> _Given request_
From the entries below, gather every line containing the string "Correzioni".

> _Material_

============

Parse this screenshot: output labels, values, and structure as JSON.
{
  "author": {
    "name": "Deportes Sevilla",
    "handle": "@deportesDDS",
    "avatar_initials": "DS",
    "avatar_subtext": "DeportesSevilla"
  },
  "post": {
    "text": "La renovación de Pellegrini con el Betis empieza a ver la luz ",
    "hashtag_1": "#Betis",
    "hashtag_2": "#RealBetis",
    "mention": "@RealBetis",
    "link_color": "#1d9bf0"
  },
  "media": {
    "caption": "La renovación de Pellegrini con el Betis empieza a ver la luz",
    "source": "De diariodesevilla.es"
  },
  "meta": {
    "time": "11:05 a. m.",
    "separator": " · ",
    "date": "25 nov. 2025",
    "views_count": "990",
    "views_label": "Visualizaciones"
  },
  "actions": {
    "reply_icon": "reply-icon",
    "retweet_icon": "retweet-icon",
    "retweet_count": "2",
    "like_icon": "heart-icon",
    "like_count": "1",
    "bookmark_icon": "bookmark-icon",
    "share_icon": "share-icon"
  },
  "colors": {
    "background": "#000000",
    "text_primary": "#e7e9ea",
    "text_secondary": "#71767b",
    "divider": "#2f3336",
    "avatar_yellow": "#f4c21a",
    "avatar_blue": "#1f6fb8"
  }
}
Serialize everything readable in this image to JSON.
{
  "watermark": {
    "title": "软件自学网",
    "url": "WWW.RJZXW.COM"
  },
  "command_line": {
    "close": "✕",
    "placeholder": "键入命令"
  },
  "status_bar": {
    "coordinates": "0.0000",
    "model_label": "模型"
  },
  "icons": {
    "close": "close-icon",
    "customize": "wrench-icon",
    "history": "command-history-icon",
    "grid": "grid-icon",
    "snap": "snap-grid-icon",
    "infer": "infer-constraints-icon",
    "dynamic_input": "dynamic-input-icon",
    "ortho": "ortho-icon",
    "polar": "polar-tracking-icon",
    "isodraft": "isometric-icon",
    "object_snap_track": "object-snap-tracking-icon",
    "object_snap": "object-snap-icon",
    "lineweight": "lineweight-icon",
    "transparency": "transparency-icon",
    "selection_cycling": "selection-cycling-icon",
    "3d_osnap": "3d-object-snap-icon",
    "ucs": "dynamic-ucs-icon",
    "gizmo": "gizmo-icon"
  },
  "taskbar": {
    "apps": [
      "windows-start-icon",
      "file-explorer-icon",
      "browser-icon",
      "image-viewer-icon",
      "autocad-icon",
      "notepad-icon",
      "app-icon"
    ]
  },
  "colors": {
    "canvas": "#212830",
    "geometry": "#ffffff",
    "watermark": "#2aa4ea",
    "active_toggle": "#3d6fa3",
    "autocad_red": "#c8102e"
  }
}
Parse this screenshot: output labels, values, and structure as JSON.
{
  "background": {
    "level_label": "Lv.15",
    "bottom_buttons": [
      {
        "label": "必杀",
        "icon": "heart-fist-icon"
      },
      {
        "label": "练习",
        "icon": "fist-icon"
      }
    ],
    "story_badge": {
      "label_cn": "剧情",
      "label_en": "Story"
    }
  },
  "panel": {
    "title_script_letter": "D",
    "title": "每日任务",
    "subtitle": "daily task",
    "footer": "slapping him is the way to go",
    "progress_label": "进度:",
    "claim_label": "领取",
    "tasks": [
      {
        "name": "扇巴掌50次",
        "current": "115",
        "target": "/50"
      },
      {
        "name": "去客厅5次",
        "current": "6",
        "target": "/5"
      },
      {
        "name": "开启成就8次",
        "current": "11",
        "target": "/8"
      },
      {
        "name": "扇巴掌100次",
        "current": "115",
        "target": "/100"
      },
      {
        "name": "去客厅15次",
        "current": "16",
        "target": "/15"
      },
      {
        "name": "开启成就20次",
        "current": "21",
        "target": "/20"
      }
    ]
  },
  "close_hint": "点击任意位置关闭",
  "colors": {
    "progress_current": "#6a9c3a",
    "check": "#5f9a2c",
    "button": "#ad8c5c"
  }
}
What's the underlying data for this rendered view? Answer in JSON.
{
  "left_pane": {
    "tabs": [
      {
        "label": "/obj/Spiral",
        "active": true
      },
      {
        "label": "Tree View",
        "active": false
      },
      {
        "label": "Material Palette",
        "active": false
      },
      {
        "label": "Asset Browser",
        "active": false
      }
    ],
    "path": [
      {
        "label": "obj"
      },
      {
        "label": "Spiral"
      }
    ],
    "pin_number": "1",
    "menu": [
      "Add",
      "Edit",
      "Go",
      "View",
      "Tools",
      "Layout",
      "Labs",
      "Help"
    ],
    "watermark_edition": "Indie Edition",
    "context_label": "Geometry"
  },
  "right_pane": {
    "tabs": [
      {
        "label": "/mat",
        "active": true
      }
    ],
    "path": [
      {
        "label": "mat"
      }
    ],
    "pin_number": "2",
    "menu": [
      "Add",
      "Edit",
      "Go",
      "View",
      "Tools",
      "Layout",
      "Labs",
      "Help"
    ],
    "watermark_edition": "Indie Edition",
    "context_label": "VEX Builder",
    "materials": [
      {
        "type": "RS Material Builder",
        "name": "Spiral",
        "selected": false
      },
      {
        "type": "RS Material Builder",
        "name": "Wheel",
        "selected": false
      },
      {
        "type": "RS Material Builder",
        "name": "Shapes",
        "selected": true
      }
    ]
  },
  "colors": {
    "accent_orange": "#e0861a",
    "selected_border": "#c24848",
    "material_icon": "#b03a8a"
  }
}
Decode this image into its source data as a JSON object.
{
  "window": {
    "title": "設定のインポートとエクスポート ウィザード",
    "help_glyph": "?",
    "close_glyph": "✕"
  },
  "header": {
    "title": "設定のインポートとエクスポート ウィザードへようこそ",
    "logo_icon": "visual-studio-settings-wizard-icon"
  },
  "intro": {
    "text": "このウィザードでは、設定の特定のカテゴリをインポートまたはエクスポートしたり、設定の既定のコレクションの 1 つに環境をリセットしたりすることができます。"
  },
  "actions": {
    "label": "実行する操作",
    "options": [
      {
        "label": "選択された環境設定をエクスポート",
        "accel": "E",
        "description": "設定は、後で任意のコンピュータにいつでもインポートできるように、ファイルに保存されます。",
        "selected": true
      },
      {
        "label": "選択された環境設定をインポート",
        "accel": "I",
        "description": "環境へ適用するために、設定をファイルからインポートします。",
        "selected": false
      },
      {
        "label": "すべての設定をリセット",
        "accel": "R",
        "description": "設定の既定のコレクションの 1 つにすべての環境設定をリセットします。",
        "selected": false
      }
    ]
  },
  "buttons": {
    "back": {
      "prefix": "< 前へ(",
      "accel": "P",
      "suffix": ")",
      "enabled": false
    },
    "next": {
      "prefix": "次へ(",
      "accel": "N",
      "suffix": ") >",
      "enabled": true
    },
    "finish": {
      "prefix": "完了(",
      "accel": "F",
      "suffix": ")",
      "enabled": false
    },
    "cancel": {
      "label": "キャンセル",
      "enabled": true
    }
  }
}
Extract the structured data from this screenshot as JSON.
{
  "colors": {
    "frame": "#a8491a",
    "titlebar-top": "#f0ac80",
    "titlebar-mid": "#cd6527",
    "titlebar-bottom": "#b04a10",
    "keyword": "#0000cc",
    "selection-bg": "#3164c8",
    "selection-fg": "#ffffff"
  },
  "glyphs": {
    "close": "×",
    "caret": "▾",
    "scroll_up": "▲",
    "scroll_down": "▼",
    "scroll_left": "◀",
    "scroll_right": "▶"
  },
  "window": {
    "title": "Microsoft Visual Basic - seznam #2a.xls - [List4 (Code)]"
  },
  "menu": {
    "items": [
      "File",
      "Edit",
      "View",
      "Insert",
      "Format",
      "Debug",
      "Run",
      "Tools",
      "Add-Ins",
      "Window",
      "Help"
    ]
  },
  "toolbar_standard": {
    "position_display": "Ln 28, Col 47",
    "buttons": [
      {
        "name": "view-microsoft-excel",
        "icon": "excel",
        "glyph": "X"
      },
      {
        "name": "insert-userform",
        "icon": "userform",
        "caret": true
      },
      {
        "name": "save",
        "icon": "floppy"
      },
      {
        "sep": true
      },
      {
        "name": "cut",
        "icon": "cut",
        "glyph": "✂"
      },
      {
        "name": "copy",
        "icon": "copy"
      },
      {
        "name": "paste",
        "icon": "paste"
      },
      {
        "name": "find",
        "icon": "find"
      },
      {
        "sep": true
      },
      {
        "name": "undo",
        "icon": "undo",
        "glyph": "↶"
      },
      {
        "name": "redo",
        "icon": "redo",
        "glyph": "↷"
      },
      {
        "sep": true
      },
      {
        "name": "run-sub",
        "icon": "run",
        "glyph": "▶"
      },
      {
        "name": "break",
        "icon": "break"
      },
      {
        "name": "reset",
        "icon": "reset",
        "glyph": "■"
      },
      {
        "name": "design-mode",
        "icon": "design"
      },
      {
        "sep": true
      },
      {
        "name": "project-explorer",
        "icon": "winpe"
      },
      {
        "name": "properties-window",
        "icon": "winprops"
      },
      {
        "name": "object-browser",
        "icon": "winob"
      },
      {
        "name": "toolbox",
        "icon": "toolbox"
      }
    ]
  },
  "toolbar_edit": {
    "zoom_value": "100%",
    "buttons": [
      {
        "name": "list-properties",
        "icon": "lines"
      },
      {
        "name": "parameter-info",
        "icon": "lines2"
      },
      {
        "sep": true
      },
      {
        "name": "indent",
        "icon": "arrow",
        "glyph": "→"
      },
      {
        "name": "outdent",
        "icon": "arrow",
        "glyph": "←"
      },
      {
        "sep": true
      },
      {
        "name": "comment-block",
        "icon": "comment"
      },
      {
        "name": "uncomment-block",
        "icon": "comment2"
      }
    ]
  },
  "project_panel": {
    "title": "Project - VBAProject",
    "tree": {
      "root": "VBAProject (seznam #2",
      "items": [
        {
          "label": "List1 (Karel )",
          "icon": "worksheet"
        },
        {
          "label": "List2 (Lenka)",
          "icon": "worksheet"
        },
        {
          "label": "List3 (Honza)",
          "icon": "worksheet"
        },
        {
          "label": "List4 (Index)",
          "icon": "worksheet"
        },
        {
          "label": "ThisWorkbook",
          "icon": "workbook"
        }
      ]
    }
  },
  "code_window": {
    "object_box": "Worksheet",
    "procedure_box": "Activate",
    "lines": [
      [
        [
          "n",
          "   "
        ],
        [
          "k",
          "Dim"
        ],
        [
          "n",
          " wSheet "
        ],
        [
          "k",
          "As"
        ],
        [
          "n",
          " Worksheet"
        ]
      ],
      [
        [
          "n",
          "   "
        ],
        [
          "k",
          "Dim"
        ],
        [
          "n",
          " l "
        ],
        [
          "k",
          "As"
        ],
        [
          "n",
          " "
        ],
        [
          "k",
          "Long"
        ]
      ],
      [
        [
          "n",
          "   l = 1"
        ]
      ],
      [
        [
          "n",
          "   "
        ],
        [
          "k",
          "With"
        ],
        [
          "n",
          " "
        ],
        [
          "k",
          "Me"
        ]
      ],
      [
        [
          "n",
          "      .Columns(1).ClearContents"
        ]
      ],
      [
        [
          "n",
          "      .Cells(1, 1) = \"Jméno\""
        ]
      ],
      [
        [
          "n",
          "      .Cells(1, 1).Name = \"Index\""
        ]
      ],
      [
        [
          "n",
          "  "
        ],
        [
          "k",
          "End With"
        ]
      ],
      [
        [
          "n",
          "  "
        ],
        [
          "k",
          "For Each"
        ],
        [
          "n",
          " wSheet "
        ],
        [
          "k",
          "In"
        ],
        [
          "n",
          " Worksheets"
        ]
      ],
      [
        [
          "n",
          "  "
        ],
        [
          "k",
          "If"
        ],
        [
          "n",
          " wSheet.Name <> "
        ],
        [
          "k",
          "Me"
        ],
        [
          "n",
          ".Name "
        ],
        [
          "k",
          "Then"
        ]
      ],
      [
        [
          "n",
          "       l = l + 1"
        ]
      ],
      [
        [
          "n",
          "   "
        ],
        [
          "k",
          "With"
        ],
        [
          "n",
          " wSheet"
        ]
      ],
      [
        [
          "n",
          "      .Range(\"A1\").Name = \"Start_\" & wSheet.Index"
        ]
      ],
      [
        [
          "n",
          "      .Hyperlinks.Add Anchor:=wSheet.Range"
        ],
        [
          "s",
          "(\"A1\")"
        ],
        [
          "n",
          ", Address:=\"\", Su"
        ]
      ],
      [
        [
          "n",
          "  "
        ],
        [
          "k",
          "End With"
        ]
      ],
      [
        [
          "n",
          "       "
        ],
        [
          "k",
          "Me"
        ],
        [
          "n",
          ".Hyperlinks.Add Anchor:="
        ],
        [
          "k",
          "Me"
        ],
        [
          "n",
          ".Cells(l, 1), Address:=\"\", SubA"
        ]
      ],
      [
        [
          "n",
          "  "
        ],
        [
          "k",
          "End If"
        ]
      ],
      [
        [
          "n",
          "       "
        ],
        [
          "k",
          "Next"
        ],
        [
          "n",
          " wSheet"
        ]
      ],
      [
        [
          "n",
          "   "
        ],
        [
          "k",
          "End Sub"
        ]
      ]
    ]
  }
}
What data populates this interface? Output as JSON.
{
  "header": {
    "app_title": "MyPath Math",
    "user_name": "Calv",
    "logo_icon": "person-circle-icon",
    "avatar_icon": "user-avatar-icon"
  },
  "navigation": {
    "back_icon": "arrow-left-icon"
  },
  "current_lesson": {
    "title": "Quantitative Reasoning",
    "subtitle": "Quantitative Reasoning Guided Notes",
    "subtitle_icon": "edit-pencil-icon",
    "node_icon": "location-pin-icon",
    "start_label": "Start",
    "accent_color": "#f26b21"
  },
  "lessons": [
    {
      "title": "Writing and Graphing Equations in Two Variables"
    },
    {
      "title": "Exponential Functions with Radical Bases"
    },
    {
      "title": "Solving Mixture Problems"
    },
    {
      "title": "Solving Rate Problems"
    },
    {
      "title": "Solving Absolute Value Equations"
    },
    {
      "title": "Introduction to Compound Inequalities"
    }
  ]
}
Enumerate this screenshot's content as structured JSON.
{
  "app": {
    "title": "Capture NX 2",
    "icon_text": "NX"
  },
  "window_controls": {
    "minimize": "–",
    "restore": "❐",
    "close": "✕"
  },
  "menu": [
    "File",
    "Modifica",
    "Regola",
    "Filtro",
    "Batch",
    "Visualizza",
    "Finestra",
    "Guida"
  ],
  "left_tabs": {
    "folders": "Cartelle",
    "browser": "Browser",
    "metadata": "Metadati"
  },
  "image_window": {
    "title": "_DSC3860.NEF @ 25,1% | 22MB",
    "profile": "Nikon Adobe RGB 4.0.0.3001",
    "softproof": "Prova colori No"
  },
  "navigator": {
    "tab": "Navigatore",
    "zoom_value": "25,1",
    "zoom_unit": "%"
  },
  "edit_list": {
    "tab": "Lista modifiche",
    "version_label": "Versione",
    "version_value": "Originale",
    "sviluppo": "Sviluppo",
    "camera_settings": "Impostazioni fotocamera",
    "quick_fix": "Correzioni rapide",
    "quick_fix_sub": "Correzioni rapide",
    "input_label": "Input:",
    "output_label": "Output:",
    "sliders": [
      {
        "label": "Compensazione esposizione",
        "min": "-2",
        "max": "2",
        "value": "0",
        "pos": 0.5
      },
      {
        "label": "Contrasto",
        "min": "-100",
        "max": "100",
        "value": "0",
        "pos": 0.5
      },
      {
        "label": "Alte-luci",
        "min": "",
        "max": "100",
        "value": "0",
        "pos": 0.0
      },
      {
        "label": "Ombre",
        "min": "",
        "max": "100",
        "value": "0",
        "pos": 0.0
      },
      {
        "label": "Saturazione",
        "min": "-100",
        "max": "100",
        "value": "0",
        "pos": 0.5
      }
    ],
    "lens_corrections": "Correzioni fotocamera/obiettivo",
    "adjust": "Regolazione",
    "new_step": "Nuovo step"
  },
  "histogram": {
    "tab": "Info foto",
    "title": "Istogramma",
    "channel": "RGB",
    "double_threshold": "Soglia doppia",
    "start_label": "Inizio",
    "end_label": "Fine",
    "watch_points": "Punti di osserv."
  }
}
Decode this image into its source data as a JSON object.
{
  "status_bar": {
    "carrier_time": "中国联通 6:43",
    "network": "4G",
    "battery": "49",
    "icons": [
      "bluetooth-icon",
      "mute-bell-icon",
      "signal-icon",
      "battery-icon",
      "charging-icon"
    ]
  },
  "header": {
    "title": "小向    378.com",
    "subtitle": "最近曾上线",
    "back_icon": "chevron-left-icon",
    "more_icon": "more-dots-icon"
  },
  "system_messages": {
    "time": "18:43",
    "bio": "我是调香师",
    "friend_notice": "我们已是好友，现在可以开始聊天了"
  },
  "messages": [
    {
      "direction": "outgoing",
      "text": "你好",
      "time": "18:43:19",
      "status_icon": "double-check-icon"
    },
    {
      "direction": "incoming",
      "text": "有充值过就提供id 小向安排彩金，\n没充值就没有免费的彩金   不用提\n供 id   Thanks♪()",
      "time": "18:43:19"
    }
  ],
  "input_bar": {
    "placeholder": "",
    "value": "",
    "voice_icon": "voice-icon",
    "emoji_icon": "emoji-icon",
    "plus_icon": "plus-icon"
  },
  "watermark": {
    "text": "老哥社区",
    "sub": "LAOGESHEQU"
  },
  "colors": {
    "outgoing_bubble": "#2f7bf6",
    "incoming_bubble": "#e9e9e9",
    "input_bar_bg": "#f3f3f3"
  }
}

============

> _Answer to the exercise_
    "quick_fix": "Correzioni rapide",
    "quick_fix_sub": "Correzioni rapide",
    "lens_corrections": "Correzioni fotocamera/obiettivo",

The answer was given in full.